WHAT YOU ARE ASKED TO DO:
Retype the material below. Keep every word exactly as it is.

>> Begin

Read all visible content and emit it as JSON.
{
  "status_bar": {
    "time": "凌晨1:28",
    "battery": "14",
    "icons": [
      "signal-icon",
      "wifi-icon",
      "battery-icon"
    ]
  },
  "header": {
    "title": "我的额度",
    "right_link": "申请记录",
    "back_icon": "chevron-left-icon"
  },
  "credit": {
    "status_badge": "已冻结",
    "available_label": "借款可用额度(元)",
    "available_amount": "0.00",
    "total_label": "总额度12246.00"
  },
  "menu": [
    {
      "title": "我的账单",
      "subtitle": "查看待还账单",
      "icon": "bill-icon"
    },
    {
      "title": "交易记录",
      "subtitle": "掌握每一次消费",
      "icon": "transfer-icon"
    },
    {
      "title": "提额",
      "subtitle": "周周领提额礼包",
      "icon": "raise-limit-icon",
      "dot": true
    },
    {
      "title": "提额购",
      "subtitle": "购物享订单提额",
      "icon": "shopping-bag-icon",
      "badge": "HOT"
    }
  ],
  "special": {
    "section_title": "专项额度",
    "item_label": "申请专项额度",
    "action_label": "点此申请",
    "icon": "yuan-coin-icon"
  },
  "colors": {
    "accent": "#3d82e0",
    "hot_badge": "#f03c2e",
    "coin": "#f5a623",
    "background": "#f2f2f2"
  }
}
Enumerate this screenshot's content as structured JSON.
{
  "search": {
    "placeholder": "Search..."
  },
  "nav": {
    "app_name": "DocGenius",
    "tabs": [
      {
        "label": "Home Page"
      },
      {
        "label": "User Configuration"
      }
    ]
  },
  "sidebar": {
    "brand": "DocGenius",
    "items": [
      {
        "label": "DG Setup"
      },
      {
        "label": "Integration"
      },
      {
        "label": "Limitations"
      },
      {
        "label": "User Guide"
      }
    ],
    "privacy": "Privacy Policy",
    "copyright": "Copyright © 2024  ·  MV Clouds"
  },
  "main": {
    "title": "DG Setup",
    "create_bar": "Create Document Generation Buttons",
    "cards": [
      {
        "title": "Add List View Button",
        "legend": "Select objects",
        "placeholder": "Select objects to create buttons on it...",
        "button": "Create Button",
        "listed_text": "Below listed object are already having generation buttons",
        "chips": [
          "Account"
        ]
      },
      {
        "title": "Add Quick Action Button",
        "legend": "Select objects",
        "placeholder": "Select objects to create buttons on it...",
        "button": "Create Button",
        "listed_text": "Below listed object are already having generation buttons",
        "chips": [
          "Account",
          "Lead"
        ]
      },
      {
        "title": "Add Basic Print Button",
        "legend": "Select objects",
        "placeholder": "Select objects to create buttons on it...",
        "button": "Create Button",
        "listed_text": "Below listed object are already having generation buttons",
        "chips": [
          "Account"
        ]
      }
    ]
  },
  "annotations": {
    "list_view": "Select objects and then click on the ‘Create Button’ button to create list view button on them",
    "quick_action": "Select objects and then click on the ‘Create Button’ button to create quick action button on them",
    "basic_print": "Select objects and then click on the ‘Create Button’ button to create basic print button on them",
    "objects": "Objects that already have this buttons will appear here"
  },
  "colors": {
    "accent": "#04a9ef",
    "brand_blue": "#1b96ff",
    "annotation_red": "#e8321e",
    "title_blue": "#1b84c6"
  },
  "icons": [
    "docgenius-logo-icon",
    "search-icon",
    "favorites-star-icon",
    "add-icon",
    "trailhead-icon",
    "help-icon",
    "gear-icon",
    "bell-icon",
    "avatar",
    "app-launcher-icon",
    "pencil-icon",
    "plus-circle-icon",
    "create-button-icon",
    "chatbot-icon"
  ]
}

>> End

COMPLETE ANSWER:
Read all visible content and emit it as JSON.
{
  "status_bar": {
    "time": "凌晨1:28",
    "battery": "14",
    "icons": [
      "signal-icon",
      "wifi-icon",
      "battery-icon"
    ]
  },
  "header": {
    "title": "我的额度",
    "right_link": "申请记录",
    "back_icon": "chevron-left-icon"
  },
  "credit": {
    "status_badge": "已冻结",
    "available_label": "借款可用额度(元)",
    "available_amount": "0.00",
    "total_label": "总额度12246.00"
  },
  "menu": [
    {
      "title": "我的账单",
      "subtitle": "查看待还账单",
      "icon": "bill-icon"
    },
    {
      "title": "交易记录",
      "subtitle": "掌握每一次消费",
      "icon": "transfer-icon"
    },
    {
      "title": "提额",
      "subtitle": "周周领提额礼包",
      "icon": "raise-limit-icon",
      "dot": true
    },
    {
      "title": "提额购",
      "subtitle": "购物享订单提额",
      "icon": "shopping-bag-icon",
      "badge": "HOT"
    }
  ],
  "special": {
    "section_title": "专项额度",
    "item_label": "申请专项额度",
    "action_label": "点此申请",
    "icon": "yuan-coin-icon"
  },
  "colors": {
    "accent": "#3d82e0",
    "hot_badge": "#f03c2e",
    "coin": "#f5a623",
    "background": "#f2f2f2"
  }
}
Enumerate this screenshot's content as structured JSON.
{
  "search": {
    "placeholder": "Search..."
  },
  "nav": {
    "app_name": "DocGenius",
    "tabs": [
      {
        "label": "Home Page"
      },
      {
        "label": "User Configuration"
      }
    ]
  },
  "sidebar": {
    "brand": "DocGenius",
    "items": [
      {
        "label": "DG Setup"
      },
      {
        "label": "Integration"
      },
      {
        "label": "Limitations"
      },
      {
        "label": "User Guide"
      }
    ],
    "privacy": "Privacy Policy",
    "copyright": "Copyright © 2024  ·  MV Clouds"
  },
  "main": {
    "title": "DG Setup",
    "create_bar": "Create Document Generation Buttons",
    "cards": [
      {
        "title": "Add List View Button",
        "legend": "Select objects",
        "placeholder": "Select objects to create buttons on it...",
        "button": "Create Button",
        "listed_text": "Below listed object are already having generation buttons",
        "chips": [
          "Account"
        ]
      },
      {
        "title": "Add Quick Action Button",
        "legend": "Select objects",
        "placeholder": "Select objects to create buttons on it...",
        "button": "Create Button",
        "listed_text": "Below listed object are already having generation buttons",
        "chips": [
          "Account",
          "Lead"
        ]
      },
      {
        "title": "Add Basic Print Button",
        "legend": "Select objects",
        "placeholder": "Select objects to create buttons on it...",
        "button": "Create Button",
        "listed_text": "Below listed object are already having generation buttons",
        "chips": [
          "Account"
        ]
      }
    ]
  },
  "annotations": {
    "list_view": "Select objects and then click on the ‘Create Button’ button to create list view button on them",
    "quick_action": "Select objects and then click on the ‘Create Button’ button to create quick action button on them",
    "basic_print": "Select objects and then click on the ‘Create Button’ button to create basic print button on them",
    "objects": "Objects that already have this buttons will appear here"
  },
  "colors": {
    "accent": "#04a9ef",
    "brand_blue": "#1b96ff",
    "annotation_red": "#e8321e",
    "title_blue": "#1b84c6"
  },
  "icons": [
    "docgenius-logo-icon",
    "search-icon",
    "favorites-star-icon",
    "add-icon",
    "trailhead-icon",
    "help-icon",
    "gear-icon",
    "bell-icon",
    "avatar",
    "app-launcher-icon",
    "pencil-icon",
    "plus-circle-icon",
    "create-button-icon",
    "chatbot-icon"
  ]
}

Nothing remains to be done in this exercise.